SET EXERCISE.
Write every entry out again exactly, please, and skip the pictures.

GIVEN RECORDS.

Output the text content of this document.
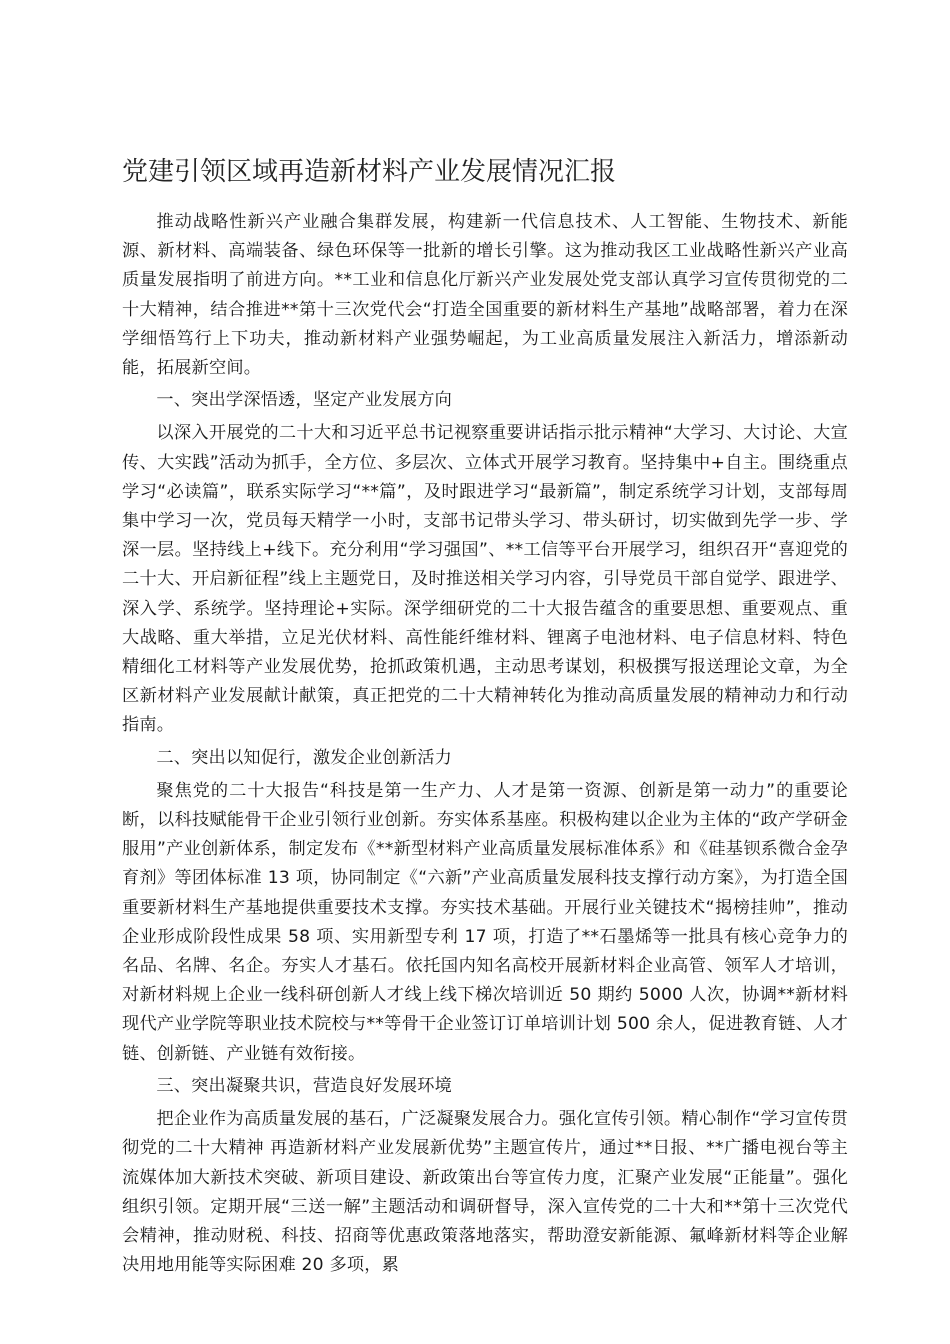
党建引领区域再造新材料产业发展情况汇报

推动战略性新兴产业融合集群发展，构建新一代信息技术、人工智能、生物技术、新能源、新材料、高端装备、绿色环保等一批新的增长引擎。这为推动我区工业战略性新兴产业高质量发展指明了前进方向。**工业和信息化厅新兴产业发展处党支部认真学习宣传贯彻党的二十大精神，结合推进**第十三次党代会“打造全国重要的新材料生产基地”战略部署，着力在深学细悟笃行上下功夫，推动新材料产业强势崛起，为工业高质量发展注入新活力，增添新动能，拓展新空间。

一、突出学深悟透，坚定产业发展方向

以深入开展党的二十大和习近平总书记视察重要讲话指示批示精神“大学习、大讨论、大宣传、大实践”活动为抓手，全方位、多层次、立体式开展学习教育。坚持集中+自主。围绕重点学习“必读篇”，联系实际学习“**篇”，及时跟进学习“最新篇”，制定系统学习计划，支部每周集中学习一次，党员每天精学一小时，支部书记带头学习、带头研讨，切实做到先学一步、学深一层。坚持线上+线下。充分利用“学习强国”、**工信等平台开展学习，组织召开“喜迎党的二十大、开启新征程”线上主题党日，及时推送相关学习内容，引导党员干部自觉学、跟进学、深入学、系统学。坚持理论+实际。深学细研党的二十大报告蕴含的重要思想、重要观点、重大战略、重大举措，立足光伏材料、高性能纤维材料、锂离子电池材料、电子信息材料、特色精细化工材料等产业发展优势，抢抓政策机遇，主动思考谋划，积极撰写报送理论文章，为全区新材料产业发展献计献策，真正把党的二十大精神转化为推动高质量发展的精神动力和行动指南。

二、突出以知促行，激发企业创新活力

聚焦党的二十大报告“科技是第一生产力、人才是第一资源、创新是第一动力”的重要论断，以科技赋能骨干企业引领行业创新。夯实体系基座。积极构建以企业为主体的“政产学研金服用”产业创新体系，制定发布《**新型材料产业高质量发展标准体系》和《硅基钡系微合金孕育剂》等团体标准 13 项，协同制定《“六新”产业高质量发展科技支撑行动方案》，为打造全国重要新材料生产基地提供重要技术支撑。夯实技术基础。开展行业关键技术“揭榜挂帅”，推动企业形成阶段性成果 58 项、实用新型专利 17 项，打造了**石墨烯等一批具有核心竞争力的名品、名牌、名企。夯实人才基石。依托国内知名高校开展新材料企业高管、领军人才培训，对新材料规上企业一线科研创新人才线上线下梯次培训近 50 期约 5000 人次，协调**新材料现代产业学院等职业技术院校与**等骨干企业签订订单培训计划 500 余人，促进教育链、人才链、创新链、产业链有效衔接。

三、突出凝聚共识，营造良好发展环境

把企业作为高质量发展的基石，广泛凝聚发展合力。强化宣传引领。精心制作“学习宣传贯彻党的二十大精神 再造新材料产业发展新优势”主题宣传片，通过**日报、**广播电视台等主流媒体加大新技术突破、新项目建设、新政策出台等宣传力度，汇聚产业发展“正能量”。强化组织引领。定期开展“三送一解”主题活动和调研督导，深入宣传党的二十大和**第十三次党代会精神，推动财税、科技、招商等优惠政策落地落实，帮助澄安新能源、氟峰新材料等企业解决用地用能等实际困难 20 多项，累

EXERCISE OUTPUT.
Output the text content of this document.
党建引领区域再造新材料产业发展情况汇报

推动战略性新兴产业融合集群发展，构建新一代信息技术、人工智能、生物技术、新能源、新材料、高端装备、绿色环保等一批新的增长引擎。这为推动我区工业战略性新兴产业高质量发展指明了前进方向。**工业和信息化厅新兴产业发展处党支部认真学习宣传贯彻党的二十大精神，结合推进**第十三次党代会“打造全国重要的新材料生产基地”战略部署，着力在深学细悟笃行上下功夫，推动新材料产业强势崛起，为工业高质量发展注入新活力，增添新动能，拓展新空间。

一、突出学深悟透，坚定产业发展方向

以深入开展党的二十大和习近平总书记视察重要讲话指示批示精神“大学习、大讨论、大宣传、大实践”活动为抓手，全方位、多层次、立体式开展学习教育。坚持集中+自主。围绕重点学习“必读篇”，联系实际学习“**篇”，及时跟进学习“最新篇”，制定系统学习计划，支部每周集中学习一次，党员每天精学一小时，支部书记带头学习、带头研讨，切实做到先学一步、学深一层。坚持线上+线下。充分利用“学习强国”、**工信等平台开展学习，组织召开“喜迎党的二十大、开启新征程”线上主题党日，及时推送相关学习内容，引导党员干部自觉学、跟进学、深入学、系统学。坚持理论+实际。深学细研党的二十大报告蕴含的重要思想、重要观点、重大战略、重大举措，立足光伏材料、高性能纤维材料、锂离子电池材料、电子信息材料、特色精细化工材料等产业发展优势，抢抓政策机遇，主动思考谋划，积极撰写报送理论文章，为全区新材料产业发展献计献策，真正把党的二十大精神转化为推动高质量发展的精神动力和行动指南。

二、突出以知促行，激发企业创新活力

聚焦党的二十大报告“科技是第一生产力、人才是第一资源、创新是第一动力”的重要论断，以科技赋能骨干企业引领行业创新。夯实体系基座。积极构建以企业为主体的“政产学研金服用”产业创新体系，制定发布《**新型材料产业高质量发展标准体系》和《硅基钡系微合金孕育剂》等团体标准 13 项，协同制定《“六新”产业高质量发展科技支撑行动方案》，为打造全国重要新材料生产基地提供重要技术支撑。夯实技术基础。开展行业关键技术“揭榜挂帅”，推动企业形成阶段性成果 58 项、实用新型专利 17 项，打造了**石墨烯等一批具有核心竞争力的名品、名牌、名企。夯实人才基石。依托国内知名高校开展新材料企业高管、领军人才培训，对新材料规上企业一线科研创新人才线上线下梯次培训近 50 期约 5000 人次，协调**新材料现代产业学院等职业技术院校与**等骨干企业签订订单培训计划 500 余人，促进教育链、人才链、创新链、产业链有效衔接。

三、突出凝聚共识，营造良好发展环境

把企业作为高质量发展的基石，广泛凝聚发展合力。强化宣传引领。精心制作“学习宣传贯彻党的二十大精神 再造新材料产业发展新优势”主题宣传片，通过**日报、**广播电视台等主流媒体加大新技术突破、新项目建设、新政策出台等宣传力度，汇聚产业发展“正能量”。强化组织引领。定期开展“三送一解”主题活动和调研督导，深入宣传党的二十大和**第十三次党代会精神，推动财税、科技、招商等优惠政策落地落实，帮助澄安新能源、氟峰新材料等企业解决用地用能等实际困难 20 多项，累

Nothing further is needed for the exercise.